▶ SHORT EXERCISE
Copy out all lines in the data below containing the string "this".

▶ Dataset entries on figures
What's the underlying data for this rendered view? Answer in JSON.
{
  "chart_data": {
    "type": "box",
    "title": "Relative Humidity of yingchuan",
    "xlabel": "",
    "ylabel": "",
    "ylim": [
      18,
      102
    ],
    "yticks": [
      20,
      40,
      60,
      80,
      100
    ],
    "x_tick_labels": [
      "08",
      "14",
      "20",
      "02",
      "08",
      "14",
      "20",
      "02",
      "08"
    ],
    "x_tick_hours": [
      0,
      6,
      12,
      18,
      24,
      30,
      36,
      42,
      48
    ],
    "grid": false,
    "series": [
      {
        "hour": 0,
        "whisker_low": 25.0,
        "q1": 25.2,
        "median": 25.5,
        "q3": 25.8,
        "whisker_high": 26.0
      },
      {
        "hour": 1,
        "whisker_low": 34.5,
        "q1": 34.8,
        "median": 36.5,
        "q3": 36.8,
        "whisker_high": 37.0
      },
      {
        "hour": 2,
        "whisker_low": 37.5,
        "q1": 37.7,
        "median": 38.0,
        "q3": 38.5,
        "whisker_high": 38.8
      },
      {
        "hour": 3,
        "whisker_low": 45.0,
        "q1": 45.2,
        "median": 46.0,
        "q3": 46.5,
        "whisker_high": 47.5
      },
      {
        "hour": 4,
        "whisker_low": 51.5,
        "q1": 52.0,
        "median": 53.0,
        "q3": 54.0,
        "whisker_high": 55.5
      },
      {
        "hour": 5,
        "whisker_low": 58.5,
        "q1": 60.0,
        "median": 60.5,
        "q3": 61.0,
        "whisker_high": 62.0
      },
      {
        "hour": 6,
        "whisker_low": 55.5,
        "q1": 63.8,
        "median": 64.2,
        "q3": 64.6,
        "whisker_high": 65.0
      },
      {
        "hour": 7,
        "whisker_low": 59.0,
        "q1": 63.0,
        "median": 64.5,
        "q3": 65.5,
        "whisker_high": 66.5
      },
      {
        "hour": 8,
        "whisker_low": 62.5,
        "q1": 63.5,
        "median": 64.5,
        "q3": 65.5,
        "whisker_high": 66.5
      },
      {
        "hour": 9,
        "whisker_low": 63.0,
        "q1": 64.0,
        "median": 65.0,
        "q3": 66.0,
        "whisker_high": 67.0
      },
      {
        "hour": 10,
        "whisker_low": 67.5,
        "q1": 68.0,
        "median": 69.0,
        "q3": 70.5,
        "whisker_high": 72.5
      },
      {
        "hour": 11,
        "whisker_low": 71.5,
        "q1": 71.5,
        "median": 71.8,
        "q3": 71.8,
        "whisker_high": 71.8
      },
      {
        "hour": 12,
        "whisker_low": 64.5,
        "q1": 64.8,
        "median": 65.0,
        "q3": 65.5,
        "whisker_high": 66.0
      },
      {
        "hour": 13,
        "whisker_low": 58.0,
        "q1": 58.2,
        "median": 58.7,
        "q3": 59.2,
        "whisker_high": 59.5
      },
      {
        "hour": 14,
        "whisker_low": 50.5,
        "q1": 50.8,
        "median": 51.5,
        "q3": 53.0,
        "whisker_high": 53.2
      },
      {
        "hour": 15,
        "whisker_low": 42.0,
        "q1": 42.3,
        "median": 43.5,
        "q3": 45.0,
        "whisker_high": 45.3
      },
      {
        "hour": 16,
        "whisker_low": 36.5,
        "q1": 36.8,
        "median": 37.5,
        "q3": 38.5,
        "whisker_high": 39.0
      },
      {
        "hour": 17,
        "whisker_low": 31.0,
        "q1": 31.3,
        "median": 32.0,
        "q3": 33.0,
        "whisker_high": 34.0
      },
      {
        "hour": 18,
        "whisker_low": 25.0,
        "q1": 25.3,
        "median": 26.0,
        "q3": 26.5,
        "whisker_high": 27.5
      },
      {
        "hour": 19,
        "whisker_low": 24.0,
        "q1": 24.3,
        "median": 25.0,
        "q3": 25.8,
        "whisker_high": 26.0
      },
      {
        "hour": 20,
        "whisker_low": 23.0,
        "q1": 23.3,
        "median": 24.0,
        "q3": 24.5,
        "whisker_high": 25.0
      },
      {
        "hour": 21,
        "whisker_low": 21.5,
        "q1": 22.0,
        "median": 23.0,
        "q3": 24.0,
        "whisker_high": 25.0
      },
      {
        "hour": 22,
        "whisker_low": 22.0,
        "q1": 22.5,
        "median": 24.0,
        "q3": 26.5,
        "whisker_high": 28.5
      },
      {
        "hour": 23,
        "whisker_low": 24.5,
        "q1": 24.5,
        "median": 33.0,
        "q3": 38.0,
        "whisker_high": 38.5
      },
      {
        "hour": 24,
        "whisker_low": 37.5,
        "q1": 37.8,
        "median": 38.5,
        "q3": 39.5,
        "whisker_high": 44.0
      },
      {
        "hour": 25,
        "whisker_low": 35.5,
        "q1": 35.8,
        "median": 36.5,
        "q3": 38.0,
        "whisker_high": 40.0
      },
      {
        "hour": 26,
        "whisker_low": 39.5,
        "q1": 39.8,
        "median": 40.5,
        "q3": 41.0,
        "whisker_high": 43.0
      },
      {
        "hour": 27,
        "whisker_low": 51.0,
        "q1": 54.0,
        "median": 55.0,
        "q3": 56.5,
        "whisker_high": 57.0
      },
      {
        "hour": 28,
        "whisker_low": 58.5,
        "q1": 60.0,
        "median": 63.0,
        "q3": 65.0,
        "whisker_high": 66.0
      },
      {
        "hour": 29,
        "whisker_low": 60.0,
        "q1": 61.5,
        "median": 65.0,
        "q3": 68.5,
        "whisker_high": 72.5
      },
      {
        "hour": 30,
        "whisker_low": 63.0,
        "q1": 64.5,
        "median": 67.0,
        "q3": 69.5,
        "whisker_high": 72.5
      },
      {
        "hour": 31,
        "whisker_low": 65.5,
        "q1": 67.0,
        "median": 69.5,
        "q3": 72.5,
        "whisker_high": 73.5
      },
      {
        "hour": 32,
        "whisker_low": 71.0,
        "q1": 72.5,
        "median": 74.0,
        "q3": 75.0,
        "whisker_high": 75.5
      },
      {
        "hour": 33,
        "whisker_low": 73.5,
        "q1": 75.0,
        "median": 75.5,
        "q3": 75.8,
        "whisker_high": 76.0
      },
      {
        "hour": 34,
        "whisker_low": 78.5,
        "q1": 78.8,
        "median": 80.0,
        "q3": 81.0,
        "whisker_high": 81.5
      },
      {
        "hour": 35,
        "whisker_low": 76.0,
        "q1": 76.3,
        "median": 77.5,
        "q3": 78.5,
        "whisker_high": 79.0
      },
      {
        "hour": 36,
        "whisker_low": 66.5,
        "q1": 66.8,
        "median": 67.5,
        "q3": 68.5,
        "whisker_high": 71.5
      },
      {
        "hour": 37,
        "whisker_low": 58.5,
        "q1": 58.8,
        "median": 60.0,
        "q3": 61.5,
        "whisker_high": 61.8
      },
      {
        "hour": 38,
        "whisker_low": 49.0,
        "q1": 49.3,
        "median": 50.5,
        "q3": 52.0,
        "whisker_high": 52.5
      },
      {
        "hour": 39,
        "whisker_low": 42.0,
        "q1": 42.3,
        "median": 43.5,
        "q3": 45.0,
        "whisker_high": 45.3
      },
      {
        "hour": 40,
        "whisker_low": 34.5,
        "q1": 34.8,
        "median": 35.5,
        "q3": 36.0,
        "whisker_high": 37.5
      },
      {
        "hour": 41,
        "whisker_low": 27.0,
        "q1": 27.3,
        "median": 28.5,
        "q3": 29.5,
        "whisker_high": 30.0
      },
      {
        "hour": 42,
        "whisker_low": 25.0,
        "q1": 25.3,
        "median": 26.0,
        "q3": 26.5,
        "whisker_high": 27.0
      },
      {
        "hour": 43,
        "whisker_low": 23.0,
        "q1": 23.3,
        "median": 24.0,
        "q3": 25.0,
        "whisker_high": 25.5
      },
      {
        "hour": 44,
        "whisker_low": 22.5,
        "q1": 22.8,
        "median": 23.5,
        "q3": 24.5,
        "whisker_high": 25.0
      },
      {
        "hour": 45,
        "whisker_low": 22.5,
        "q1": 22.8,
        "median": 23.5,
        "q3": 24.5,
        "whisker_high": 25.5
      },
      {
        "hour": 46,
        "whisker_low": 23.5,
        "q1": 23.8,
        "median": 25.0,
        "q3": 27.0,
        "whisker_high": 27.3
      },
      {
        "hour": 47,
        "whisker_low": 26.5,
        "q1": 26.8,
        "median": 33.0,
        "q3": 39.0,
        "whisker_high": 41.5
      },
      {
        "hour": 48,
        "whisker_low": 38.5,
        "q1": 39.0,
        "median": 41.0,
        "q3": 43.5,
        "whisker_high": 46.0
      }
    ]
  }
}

---

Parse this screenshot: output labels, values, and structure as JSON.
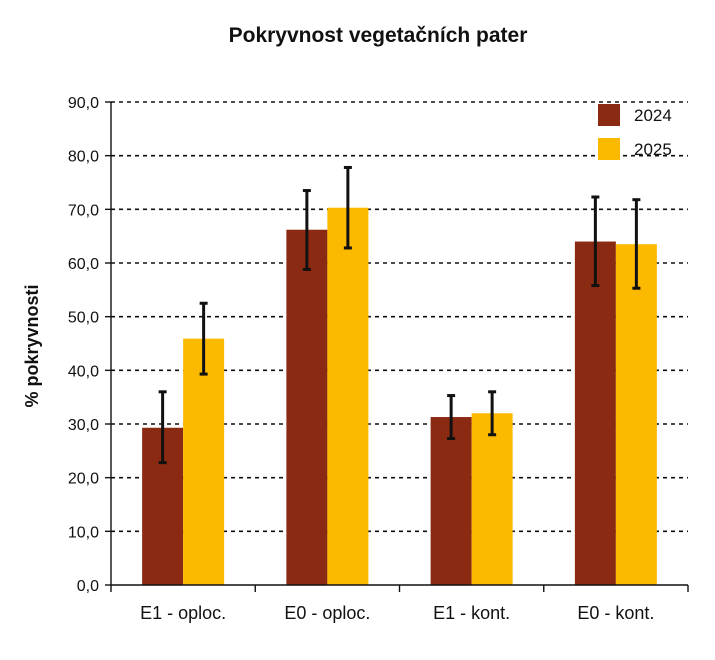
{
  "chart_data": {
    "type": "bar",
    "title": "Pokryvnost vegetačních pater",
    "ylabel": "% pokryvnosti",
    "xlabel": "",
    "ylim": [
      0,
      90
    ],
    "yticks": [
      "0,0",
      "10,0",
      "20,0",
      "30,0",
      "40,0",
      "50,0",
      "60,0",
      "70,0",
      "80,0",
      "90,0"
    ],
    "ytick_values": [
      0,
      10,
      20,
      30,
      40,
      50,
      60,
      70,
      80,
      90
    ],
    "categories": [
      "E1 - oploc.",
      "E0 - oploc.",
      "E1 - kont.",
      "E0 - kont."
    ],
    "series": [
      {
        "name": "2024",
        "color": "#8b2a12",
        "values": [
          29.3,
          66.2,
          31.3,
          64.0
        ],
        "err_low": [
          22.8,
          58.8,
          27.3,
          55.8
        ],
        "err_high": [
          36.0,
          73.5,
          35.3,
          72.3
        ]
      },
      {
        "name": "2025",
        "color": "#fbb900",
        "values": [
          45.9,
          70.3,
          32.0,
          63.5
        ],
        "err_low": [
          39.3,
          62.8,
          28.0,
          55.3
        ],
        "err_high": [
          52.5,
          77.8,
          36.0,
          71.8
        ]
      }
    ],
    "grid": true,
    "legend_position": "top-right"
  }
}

▶ ANSWER IN FULL
What's the underlying data for this rendered view? Answer in JSON.
Parse this screenshot: output labels, values, and structure as JSON.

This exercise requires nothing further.